Selected excerpt:

——————

HOWEVER, if the dial is cracked or broken, or if the watch is disassembled for repair, it is wise to wear a mask when handling such materials as radiation may be released from minute dust particles of the luminescent paint. One must be particularly careful not to ingest or inhale any of these particles via mouth or nose. It should also be remembered that the radium compound used in watches, clocks and instruments has a half-life of 1600 years, so just because it's old doesn't mean it can't cause you any damage!

And to ClockBloke: I would strongly advise against sucking a radium coated finger. Radium is highly radioactive: back in the 1940's the recommended maximum exposure was 0.1 microgram of ingested radium -- that's one tenth of one millionth of a gram. It also penetrates the skin, so you get it both ways. Still want to try it?
Years ago I had a lovely Omega Seamaster that I treasured. I read up on this topic and since I worked on a US Air Force base I sought out the nuclear related scientists and asked what they thought. They asked me to bring my Omega in and they'd measure the radioactivity.

I brought the watch back (dress watch, not much lume) and they quickly proclaimed it 'hot' and stated there was no way any of them would wear it on their wrist day in and day out. When I explained it was the consensus on the watch sites that we were pretty safe as collectors around these watches, the guy with a PhD in I can't recall what said "If you're a collector, I assume you have other watches?" I replied, sure, lots, to which he said "Wear those, I wouldn't recommend wearing this one as it's a risk. A low risk, but a risk."

I sold the watch and all other radium dialed watches I owned. I figure there are plenty of watches out there to collect, and although it probably wouldn't have been an issue, with so many watches to own, why worry about it?

——————

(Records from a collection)
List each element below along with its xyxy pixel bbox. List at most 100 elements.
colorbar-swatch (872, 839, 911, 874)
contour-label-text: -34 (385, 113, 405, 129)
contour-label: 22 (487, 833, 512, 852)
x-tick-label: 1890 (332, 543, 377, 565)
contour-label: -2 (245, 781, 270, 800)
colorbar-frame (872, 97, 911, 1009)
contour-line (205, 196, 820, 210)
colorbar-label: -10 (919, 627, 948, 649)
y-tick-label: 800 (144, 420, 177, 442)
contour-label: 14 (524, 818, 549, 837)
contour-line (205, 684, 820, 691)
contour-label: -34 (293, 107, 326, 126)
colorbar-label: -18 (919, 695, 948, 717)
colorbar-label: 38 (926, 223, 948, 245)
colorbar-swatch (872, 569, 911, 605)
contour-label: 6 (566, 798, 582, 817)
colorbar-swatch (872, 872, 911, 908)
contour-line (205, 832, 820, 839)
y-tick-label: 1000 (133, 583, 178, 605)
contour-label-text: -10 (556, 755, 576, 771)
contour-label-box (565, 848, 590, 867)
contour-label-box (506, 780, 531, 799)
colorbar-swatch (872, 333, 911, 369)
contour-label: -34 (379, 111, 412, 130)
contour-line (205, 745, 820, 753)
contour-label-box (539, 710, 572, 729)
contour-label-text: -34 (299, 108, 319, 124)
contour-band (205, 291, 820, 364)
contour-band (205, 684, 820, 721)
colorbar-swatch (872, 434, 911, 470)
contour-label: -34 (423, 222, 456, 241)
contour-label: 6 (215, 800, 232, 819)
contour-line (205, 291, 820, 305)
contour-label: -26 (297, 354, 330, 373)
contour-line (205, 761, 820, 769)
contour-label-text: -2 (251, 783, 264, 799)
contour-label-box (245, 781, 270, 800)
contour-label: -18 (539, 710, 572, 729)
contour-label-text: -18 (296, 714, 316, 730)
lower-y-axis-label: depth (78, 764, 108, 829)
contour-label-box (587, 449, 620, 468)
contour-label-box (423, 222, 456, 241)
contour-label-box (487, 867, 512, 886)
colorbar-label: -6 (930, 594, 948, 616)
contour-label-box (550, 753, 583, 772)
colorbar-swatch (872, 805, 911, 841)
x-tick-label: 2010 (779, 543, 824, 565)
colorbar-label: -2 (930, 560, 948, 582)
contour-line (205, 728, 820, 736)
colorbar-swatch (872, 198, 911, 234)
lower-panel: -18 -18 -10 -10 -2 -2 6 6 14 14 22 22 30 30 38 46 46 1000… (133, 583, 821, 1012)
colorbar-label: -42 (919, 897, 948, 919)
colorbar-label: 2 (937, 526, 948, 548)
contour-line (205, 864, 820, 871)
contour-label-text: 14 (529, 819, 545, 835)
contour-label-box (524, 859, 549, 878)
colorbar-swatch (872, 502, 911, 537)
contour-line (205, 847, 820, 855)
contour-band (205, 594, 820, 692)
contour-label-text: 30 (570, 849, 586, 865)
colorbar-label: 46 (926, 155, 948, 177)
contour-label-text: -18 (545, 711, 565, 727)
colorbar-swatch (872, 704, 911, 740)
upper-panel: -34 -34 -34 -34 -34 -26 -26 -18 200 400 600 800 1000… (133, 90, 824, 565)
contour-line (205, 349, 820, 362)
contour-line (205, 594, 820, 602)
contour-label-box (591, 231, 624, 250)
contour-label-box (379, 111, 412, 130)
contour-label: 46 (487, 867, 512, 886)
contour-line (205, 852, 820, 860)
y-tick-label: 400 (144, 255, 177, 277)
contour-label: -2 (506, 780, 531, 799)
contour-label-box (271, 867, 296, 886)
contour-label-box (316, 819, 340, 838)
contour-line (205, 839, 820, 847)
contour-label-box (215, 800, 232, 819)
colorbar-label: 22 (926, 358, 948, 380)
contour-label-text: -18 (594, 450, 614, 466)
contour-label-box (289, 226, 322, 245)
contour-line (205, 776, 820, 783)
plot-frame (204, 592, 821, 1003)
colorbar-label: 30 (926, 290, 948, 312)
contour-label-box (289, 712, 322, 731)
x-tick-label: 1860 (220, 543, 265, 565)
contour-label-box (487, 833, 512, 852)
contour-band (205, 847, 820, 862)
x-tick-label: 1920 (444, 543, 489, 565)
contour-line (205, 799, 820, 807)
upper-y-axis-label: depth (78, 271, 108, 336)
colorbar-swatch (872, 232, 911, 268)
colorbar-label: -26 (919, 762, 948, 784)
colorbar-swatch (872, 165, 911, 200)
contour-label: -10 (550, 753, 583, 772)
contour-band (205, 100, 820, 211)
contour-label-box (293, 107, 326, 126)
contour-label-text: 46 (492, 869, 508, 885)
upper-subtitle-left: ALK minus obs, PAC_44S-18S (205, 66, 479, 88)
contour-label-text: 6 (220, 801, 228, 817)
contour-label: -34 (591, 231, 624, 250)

——————

Task description:
Print the stretch of the radium watch passage from "I brought the" through "worry about it?", reproducing every word without change.

Response to the task:
I brought the watch back (dress watch, not much lume) and they quickly proclaimed it 'hot' and stated there was no way any of them would wear it on their wrist day in and day out. When I explained it was the consensus on the watch sites that we were pretty safe as collectors around these watches, the guy with a PhD in I can't recall what said "If you're a collector, I assume you have other watches?" I replied, sure, lots, to which he said "Wear those, I wouldn't recommend wearing this one as it's a risk. A low risk, but a risk."

I sold the watch and all other radium dialed watches I owned. I figure there are plenty of watches out there to collect, and although it probably wouldn't have been an issue, with so many watches to own, why worry about it?